**INPUT DATA**
_ _ _ _ _ _ _
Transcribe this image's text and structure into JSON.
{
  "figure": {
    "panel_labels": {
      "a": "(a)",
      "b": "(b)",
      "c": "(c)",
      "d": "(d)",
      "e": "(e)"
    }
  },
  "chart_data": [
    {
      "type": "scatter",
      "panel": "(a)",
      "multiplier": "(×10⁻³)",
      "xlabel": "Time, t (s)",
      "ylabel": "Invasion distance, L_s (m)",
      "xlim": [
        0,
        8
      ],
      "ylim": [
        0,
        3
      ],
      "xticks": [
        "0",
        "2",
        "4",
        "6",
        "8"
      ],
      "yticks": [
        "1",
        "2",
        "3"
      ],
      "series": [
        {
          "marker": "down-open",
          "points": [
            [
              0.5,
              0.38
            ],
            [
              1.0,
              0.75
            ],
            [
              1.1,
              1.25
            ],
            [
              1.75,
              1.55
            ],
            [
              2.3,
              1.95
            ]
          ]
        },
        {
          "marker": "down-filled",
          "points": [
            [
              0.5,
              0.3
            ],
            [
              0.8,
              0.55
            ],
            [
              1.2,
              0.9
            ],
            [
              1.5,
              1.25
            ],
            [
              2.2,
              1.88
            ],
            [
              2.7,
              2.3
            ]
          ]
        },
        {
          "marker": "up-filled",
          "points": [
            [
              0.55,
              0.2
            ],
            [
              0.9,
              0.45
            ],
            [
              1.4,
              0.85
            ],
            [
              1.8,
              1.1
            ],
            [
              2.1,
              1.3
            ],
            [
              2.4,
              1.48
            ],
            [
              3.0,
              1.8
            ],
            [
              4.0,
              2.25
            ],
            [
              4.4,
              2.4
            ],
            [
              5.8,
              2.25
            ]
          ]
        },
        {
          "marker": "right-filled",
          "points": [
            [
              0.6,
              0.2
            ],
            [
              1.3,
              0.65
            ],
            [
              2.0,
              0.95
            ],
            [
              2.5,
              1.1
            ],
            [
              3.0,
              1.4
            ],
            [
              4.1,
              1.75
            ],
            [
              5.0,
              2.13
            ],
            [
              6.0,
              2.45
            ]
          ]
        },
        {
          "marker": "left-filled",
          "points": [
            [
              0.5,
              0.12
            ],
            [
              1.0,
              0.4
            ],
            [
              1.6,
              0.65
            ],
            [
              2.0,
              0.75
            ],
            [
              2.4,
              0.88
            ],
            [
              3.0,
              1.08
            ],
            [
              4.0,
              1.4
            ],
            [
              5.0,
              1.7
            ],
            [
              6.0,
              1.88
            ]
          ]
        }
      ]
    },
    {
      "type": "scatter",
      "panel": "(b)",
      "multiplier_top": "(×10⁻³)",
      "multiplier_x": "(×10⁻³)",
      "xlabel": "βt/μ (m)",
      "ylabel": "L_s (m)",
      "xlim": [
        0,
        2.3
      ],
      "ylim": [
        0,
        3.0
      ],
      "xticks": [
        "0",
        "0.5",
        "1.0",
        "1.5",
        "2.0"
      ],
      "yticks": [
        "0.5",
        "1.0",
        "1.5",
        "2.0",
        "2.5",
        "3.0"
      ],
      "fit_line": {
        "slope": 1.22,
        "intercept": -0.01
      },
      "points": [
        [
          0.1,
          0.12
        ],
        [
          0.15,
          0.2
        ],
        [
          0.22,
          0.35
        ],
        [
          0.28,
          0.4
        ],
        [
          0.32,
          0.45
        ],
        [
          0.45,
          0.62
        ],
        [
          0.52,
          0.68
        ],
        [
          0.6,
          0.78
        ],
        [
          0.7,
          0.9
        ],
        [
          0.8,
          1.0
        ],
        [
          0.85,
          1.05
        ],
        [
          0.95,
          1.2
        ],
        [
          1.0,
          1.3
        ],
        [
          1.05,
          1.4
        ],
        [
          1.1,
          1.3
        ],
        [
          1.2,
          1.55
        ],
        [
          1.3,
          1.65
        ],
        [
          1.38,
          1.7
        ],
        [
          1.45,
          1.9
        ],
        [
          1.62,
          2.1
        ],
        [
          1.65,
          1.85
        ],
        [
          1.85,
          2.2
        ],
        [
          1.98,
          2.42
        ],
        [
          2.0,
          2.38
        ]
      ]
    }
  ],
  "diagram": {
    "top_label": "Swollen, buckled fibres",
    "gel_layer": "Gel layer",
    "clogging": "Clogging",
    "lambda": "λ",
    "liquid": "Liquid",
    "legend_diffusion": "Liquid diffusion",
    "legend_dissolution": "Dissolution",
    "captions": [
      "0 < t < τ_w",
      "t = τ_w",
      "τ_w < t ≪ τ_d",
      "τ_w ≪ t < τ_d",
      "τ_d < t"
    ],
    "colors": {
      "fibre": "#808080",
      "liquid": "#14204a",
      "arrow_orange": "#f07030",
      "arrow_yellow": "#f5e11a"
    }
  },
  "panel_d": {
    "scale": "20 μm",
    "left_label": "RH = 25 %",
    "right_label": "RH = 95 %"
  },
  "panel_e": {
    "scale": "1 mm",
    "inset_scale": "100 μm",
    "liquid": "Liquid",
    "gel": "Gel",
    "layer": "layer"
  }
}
_ _ _ _ _ _ _
**SHORT EXERCISE**
Repeat the data precisely, reproducing every entry.

**SOLUTION FOR THIS EXERCISE**
Transcribe this image's text and structure into JSON.
{
  "figure": {
    "panel_labels": {
      "a": "(a)",
      "b": "(b)",
      "c": "(c)",
      "d": "(d)",
      "e": "(e)"
    }
  },
  "chart_data": [
    {
      "type": "scatter",
      "panel": "(a)",
      "multiplier": "(×10⁻³)",
      "xlabel": "Time, t (s)",
      "ylabel": "Invasion distance, L_s (m)",
      "xlim": [
        0,
        8
      ],
      "ylim": [
        0,
        3
      ],
      "xticks": [
        "0",
        "2",
        "4",
        "6",
        "8"
      ],
      "yticks": [
        "1",
        "2",
        "3"
      ],
      "series": [
        {
          "marker": "down-open",
          "points": [
            [
              0.5,
              0.38
            ],
            [
              1.0,
              0.75
            ],
            [
              1.1,
              1.25
            ],
            [
              1.75,
              1.55
            ],
            [
              2.3,
              1.95
            ]
          ]
        },
        {
          "marker": "down-filled",
          "points": [
            [
              0.5,
              0.3
            ],
            [
              0.8,
              0.55
            ],
            [
              1.2,
              0.9
            ],
            [
              1.5,
              1.25
            ],
            [
              2.2,
              1.88
            ],
            [
              2.7,
              2.3
            ]
          ]
        },
        {
          "marker": "up-filled",
          "points": [
            [
              0.55,
              0.2
            ],
            [
              0.9,
              0.45
            ],
            [
              1.4,
              0.85
            ],
            [
              1.8,
              1.1
            ],
            [
              2.1,
              1.3
            ],
            [
              2.4,
              1.48
            ],
            [
              3.0,
              1.8
            ],
            [
              4.0,
              2.25
            ],
            [
              4.4,
              2.4
            ],
            [
              5.8,
              2.25
            ]
          ]
        },
        {
          "marker": "right-filled",
          "points": [
            [
              0.6,
              0.2
            ],
            [
              1.3,
              0.65
            ],
            [
              2.0,
              0.95
            ],
            [
              2.5,
              1.1
            ],
            [
              3.0,
              1.4
            ],
            [
              4.1,
              1.75
            ],
            [
              5.0,
              2.13
            ],
            [
              6.0,
              2.45
            ]
          ]
        },
        {
          "marker": "left-filled",
          "points": [
            [
              0.5,
              0.12
            ],
            [
              1.0,
              0.4
            ],
            [
              1.6,
              0.65
            ],
            [
              2.0,
              0.75
            ],
            [
              2.4,
              0.88
            ],
            [
              3.0,
              1.08
            ],
            [
              4.0,
              1.4
            ],
            [
              5.0,
              1.7
            ],
            [
              6.0,
              1.88
            ]
          ]
        }
      ]
    },
    {
      "type": "scatter",
      "panel": "(b)",
      "multiplier_top": "(×10⁻³)",
      "multiplier_x": "(×10⁻³)",
      "xlabel": "βt/μ (m)",
      "ylabel": "L_s (m)",
      "xlim": [
        0,
        2.3
      ],
      "ylim": [
        0,
        3.0
      ],
      "xticks": [
        "0",
        "0.5",
        "1.0",
        "1.5",
        "2.0"
      ],
      "yticks": [
        "0.5",
        "1.0",
        "1.5",
        "2.0",
        "2.5",
        "3.0"
      ],
      "fit_line": {
        "slope": 1.22,
        "intercept": -0.01
      },
      "points": [
        [
          0.1,
          0.12
        ],
        [
          0.15,
          0.2
        ],
        [
          0.22,
          0.35
        ],
        [
          0.28,
          0.4
        ],
        [
          0.32,
          0.45
        ],
        [
          0.45,
          0.62
        ],
        [
          0.52,
          0.68
        ],
        [
          0.6,
          0.78
        ],
        [
          0.7,
          0.9
        ],
        [
          0.8,
          1.0
        ],
        [
          0.85,
          1.05
        ],
        [
          0.95,
          1.2
        ],
        [
          1.0,
          1.3
        ],
        [
          1.05,
          1.4
        ],
        [
          1.1,
          1.3
        ],
        [
          1.2,
          1.55
        ],
        [
          1.3,
          1.65
        ],
        [
          1.38,
          1.7
        ],
        [
          1.45,
          1.9
        ],
        [
          1.62,
          2.1
        ],
        [
          1.65,
          1.85
        ],
        [
          1.85,
          2.2
        ],
        [
          1.98,
          2.42
        ],
        [
          2.0,
          2.38
        ]
      ]
    }
  ],
  "diagram": {
    "top_label": "Swollen, buckled fibres",
    "gel_layer": "Gel layer",
    "clogging": "Clogging",
    "lambda": "λ",
    "liquid": "Liquid",
    "legend_diffusion": "Liquid diffusion",
    "legend_dissolution": "Dissolution",
    "captions": [
      "0 < t < τ_w",
      "t = τ_w",
      "τ_w < t ≪ τ_d",
      "τ_w ≪ t < τ_d",
      "τ_d < t"
    ],
    "colors": {
      "fibre": "#808080",
      "liquid": "#14204a",
      "arrow_orange": "#f07030",
      "arrow_yellow": "#f5e11a"
    }
  },
  "panel_d": {
    "scale": "20 μm",
    "left_label": "RH = 25 %",
    "right_label": "RH = 95 %"
  },
  "panel_e": {
    "scale": "1 mm",
    "inset_scale": "100 μm",
    "liquid": "Liquid",
    "gel": "Gel",
    "layer": "layer"
  }
}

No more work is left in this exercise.